━━━ Material provided ━━━

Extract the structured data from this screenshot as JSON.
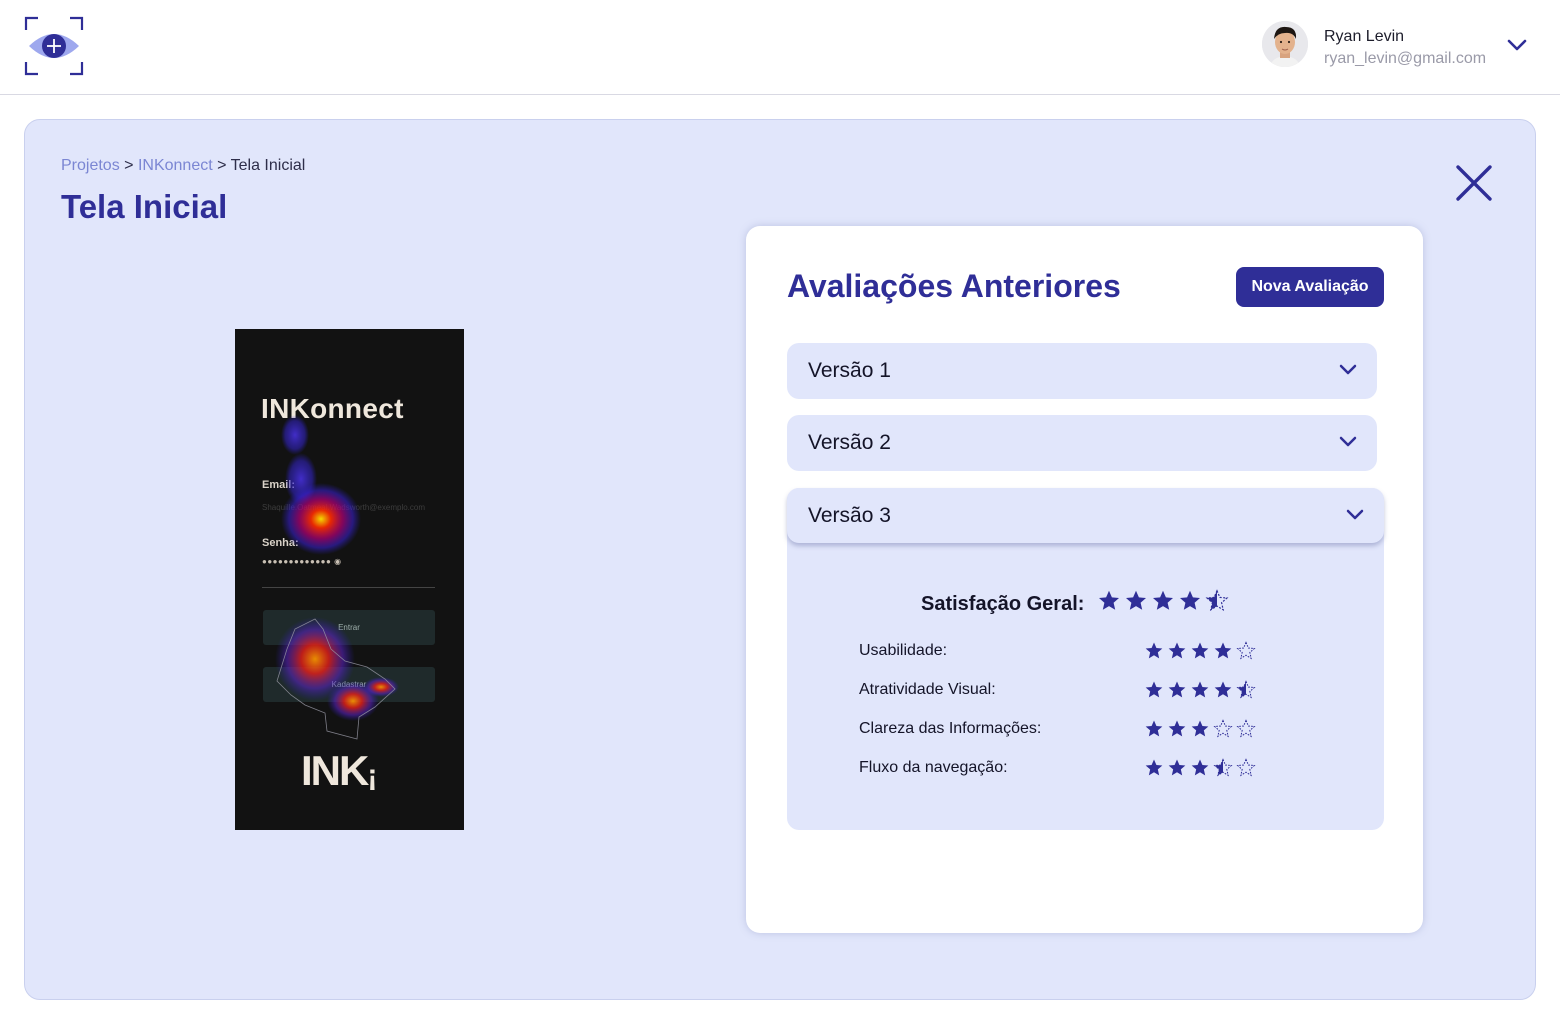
{
  "header": {
    "logo_icon": "eye-scan-icon",
    "user": {
      "name": "Ryan Levin",
      "email": "ryan_levin@gmail.com"
    }
  },
  "breadcrumb": {
    "items": [
      "Projetos",
      "INKonnect",
      "Tela Inicial"
    ],
    "separator": ">"
  },
  "page": {
    "title": "Tela Inicial"
  },
  "screen_preview": {
    "app_title": "INKonnect",
    "email_label": "Email:",
    "email_value": "Shaquille.Oatmeal.Wadsworth@exemplo.com",
    "password_label": "Senha:",
    "password_value": "●●●●●●●●●●●●●",
    "login_button": "Entrar",
    "signup_button": "Kadastrar",
    "brand": "INK"
  },
  "evaluations": {
    "title": "Avaliações Anteriores",
    "new_button": "Nova Avaliação",
    "versions": [
      {
        "label": "Versão 1",
        "expanded": false
      },
      {
        "label": "Versão 2",
        "expanded": false
      },
      {
        "label": "Versão 3",
        "expanded": true
      }
    ],
    "details": {
      "overall_label": "Satisfação Geral:",
      "overall_rating": 4.5,
      "criteria": [
        {
          "label": "Usabilidade:",
          "rating": 4
        },
        {
          "label": "Atratividade Visual:",
          "rating": 4.5
        },
        {
          "label": "Clareza das Informações:",
          "rating": 3
        },
        {
          "label": "Fluxo da navegação:",
          "rating": 3.5
        }
      ],
      "max_rating": 5
    }
  },
  "colors": {
    "primary": "#2f2e97",
    "panel_bg": "#e1e6fb",
    "link": "#7b86d3",
    "star": "#2f2e97"
  }
}
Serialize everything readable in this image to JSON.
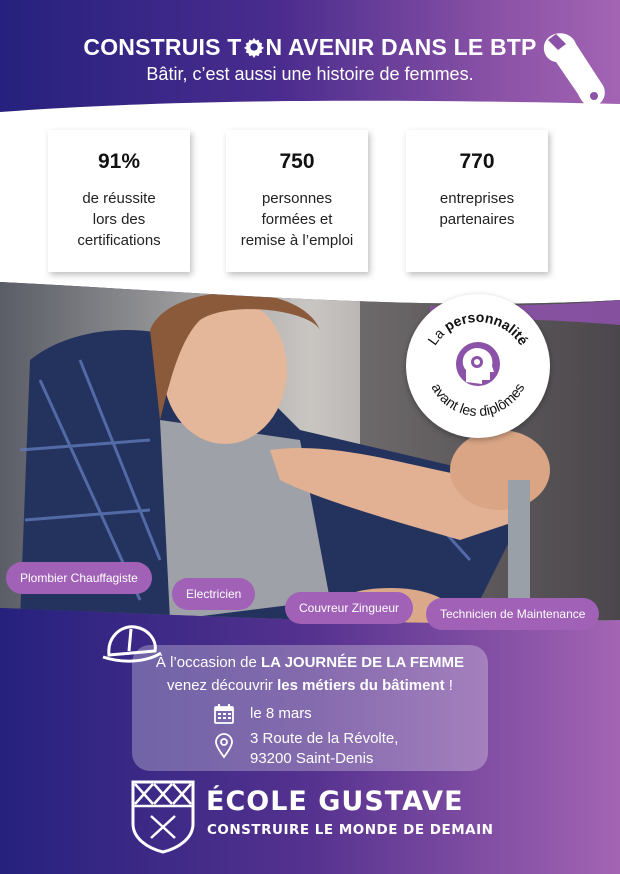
{
  "header": {
    "title_before": "CONSTRUIS T",
    "title_after": "N AVENIR DANS LE BTP",
    "subtitle": "Bâtir, c’est aussi une histoire de femmes."
  },
  "stats": [
    {
      "value": "91%",
      "label_lines": [
        "de réussite",
        "lors des",
        "certifications"
      ]
    },
    {
      "value": "750",
      "label_lines": [
        "personnes",
        "formées et",
        "remise à l’emploi"
      ]
    },
    {
      "value": "770",
      "label_lines": [
        "entreprises",
        "partenaires"
      ]
    }
  ],
  "badge": {
    "top_prefix": "La ",
    "top_bold": "personnalité",
    "bottom": "avant les diplômes"
  },
  "trades": [
    "Plombier Chauffagiste",
    "Electricien",
    "Couvreur Zingueur",
    "Technicien de Maintenance"
  ],
  "event": {
    "line1_prefix": "À l’occasion de ",
    "line1_bold": "LA JOURNÉE DE LA FEMME",
    "line2_prefix": "venez découvrir ",
    "line2_bold": "les métiers du bâtiment",
    "line2_suffix": " !",
    "date": "le 8 mars",
    "address_line1": "3 Route de la Révolte,",
    "address_line2": "93200 Saint-Denis"
  },
  "school": {
    "name": "ÉCOLE GUSTAVE",
    "tagline": "CONSTRUIRE LE MONDE DE DEMAIN"
  },
  "colors": {
    "accent": "#8c52a8",
    "deep_blue": "#26217e",
    "purple": "#a364b3",
    "pill": "#a061b6"
  },
  "icons": [
    "gear-icon",
    "wrench-icon",
    "head-gear-icon",
    "hard-hat-icon",
    "calendar-icon",
    "location-pin-icon",
    "crest-logo"
  ]
}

━━━

Problem details » Transcribe the full listing character for character. Pictures are excluded.

The solution »
Extract the structured data from this screenshot as JSON.
{
  "header": {
    "logo_icon": "eye-scan-icon",
    "user": {
      "name": "Ryan Levin",
      "email": "ryan_levin@gmail.com"
    }
  },
  "breadcrumb": {
    "items": [
      "Projetos",
      "INKonnect",
      "Tela Inicial"
    ],
    "separator": ">"
  },
  "page": {
    "title": "Tela Inicial"
  },
  "screen_preview": {
    "app_title": "INKonnect",
    "email_label": "Email:",
    "email_value": "Shaquille.Oatmeal.Wadsworth@exemplo.com",
    "password_label": "Senha:",
    "password_value": "●●●●●●●●●●●●●",
    "login_button": "Entrar",
    "signup_button": "Kadastrar",
    "brand": "INK"
  },
  "evaluations": {
    "title": "Avaliações Anteriores",
    "new_button": "Nova Avaliação",
    "versions": [
      {
        "label": "Versão 1",
        "expanded": false
      },
      {
        "label": "Versão 2",
        "expanded": false
      },
      {
        "label": "Versão 3",
        "expanded": true
      }
    ],
    "details": {
      "overall_label": "Satisfação Geral:",
      "overall_rating": 4.5,
      "criteria": [
        {
          "label": "Usabilidade:",
          "rating": 4
        },
        {
          "label": "Atratividade Visual:",
          "rating": 4.5
        },
        {
          "label": "Clareza das Informações:",
          "rating": 3
        },
        {
          "label": "Fluxo da navegação:",
          "rating": 3.5
        }
      ],
      "max_rating": 5
    }
  },
  "colors": {
    "primary": "#2f2e97",
    "panel_bg": "#e1e6fb",
    "link": "#7b86d3",
    "star": "#2f2e97"
  }
}
Serialize everything readable in this image to JSON.
{
  "header": {
    "title_before": "CONSTRUIS T",
    "title_after": "N AVENIR DANS LE BTP",
    "subtitle": "Bâtir, c’est aussi une histoire de femmes."
  },
  "stats": [
    {
      "value": "91%",
      "label_lines": [
        "de réussite",
        "lors des",
        "certifications"
      ]
    },
    {
      "value": "750",
      "label_lines": [
        "personnes",
        "formées et",
        "remise à l’emploi"
      ]
    },
    {
      "value": "770",
      "label_lines": [
        "entreprises",
        "partenaires"
      ]
    }
  ],
  "badge": {
    "top_prefix": "La ",
    "top_bold": "personnalité",
    "bottom": "avant les diplômes"
  },
  "trades": [
    "Plombier Chauffagiste",
    "Electricien",
    "Couvreur Zingueur",
    "Technicien de Maintenance"
  ],
  "event": {
    "line1_prefix": "À l’occasion de ",
    "line1_bold": "LA JOURNÉE DE LA FEMME",
    "line2_prefix": "venez découvrir ",
    "line2_bold": "les métiers du bâtiment",
    "line2_suffix": " !",
    "date": "le 8 mars",
    "address_line1": "3 Route de la Révolte,",
    "address_line2": "93200 Saint-Denis"
  },
  "school": {
    "name": "ÉCOLE GUSTAVE",
    "tagline": "CONSTRUIRE LE MONDE DE DEMAIN"
  },
  "colors": {
    "accent": "#8c52a8",
    "deep_blue": "#26217e",
    "purple": "#a364b3",
    "pill": "#a061b6"
  },
  "icons": [
    "gear-icon",
    "wrench-icon",
    "head-gear-icon",
    "hard-hat-icon",
    "calendar-icon",
    "location-pin-icon",
    "crest-logo"
  ]
}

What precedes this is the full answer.